#### Dataset

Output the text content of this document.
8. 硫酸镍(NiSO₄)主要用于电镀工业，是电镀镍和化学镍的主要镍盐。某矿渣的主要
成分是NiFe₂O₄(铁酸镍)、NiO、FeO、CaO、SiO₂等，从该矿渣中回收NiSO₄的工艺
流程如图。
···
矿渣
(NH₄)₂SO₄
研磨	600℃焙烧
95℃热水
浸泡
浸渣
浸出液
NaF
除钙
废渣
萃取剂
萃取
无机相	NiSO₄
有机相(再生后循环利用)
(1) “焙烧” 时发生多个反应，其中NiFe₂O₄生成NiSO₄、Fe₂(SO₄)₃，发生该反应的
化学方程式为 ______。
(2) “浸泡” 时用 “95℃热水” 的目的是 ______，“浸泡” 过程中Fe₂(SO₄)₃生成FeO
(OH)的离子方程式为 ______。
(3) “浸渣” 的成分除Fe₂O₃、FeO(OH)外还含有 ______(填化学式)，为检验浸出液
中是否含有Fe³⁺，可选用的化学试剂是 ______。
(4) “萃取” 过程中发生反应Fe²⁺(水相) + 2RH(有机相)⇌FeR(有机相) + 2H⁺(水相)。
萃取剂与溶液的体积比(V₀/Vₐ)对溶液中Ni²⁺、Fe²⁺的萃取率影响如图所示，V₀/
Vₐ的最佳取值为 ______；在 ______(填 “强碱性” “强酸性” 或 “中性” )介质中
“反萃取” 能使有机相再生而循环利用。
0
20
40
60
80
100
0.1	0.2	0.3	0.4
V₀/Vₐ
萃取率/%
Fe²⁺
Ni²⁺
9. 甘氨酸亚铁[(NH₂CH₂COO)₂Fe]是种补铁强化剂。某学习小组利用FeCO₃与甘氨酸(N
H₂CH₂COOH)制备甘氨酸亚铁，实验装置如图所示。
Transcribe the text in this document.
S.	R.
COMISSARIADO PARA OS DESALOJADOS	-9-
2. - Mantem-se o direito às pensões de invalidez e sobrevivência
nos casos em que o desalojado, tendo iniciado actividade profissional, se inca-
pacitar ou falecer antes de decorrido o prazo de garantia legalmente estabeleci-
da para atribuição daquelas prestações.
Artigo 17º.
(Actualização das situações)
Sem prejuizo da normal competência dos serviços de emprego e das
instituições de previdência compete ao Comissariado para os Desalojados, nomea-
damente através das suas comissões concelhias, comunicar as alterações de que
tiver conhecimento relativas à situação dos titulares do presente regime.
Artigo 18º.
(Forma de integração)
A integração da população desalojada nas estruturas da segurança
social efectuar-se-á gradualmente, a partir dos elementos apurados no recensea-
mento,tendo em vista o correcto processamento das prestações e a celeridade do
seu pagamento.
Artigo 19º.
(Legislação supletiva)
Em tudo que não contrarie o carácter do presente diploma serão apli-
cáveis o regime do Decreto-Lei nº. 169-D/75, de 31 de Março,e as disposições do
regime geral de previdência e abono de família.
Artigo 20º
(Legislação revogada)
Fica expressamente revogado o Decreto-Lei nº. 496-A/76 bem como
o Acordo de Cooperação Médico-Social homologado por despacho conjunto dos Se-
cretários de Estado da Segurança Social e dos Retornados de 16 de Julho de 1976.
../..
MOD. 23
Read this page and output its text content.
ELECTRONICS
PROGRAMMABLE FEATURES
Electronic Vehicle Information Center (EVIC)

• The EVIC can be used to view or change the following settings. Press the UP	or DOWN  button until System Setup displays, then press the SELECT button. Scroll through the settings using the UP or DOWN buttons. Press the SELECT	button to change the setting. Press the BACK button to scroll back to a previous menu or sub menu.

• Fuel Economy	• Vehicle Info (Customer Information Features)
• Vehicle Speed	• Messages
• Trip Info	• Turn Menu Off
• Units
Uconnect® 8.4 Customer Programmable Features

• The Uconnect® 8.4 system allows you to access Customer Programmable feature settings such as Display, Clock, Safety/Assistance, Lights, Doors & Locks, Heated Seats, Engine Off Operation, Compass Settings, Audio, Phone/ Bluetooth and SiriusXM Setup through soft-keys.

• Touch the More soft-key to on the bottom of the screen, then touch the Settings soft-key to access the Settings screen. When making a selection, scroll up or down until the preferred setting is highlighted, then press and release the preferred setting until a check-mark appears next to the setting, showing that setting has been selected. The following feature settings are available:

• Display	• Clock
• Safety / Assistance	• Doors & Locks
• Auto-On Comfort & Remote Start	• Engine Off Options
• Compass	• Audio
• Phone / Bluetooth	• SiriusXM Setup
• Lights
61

########

* Problem statement
Search the records above for the string "Doors". Copy every line that contains it.

* Complete response
• The Uconnect® 8.4 system allows you to access Customer Programmable feature settings such as Display, Clock, Safety/Assistance, Lights, Doors & Locks, Heated Seats, Engine Off Operation, Compass Settings, Audio, Phone/ Bluetooth and SiriusXM Setup through soft-keys.
• Safety / Assistance	• Doors & Locks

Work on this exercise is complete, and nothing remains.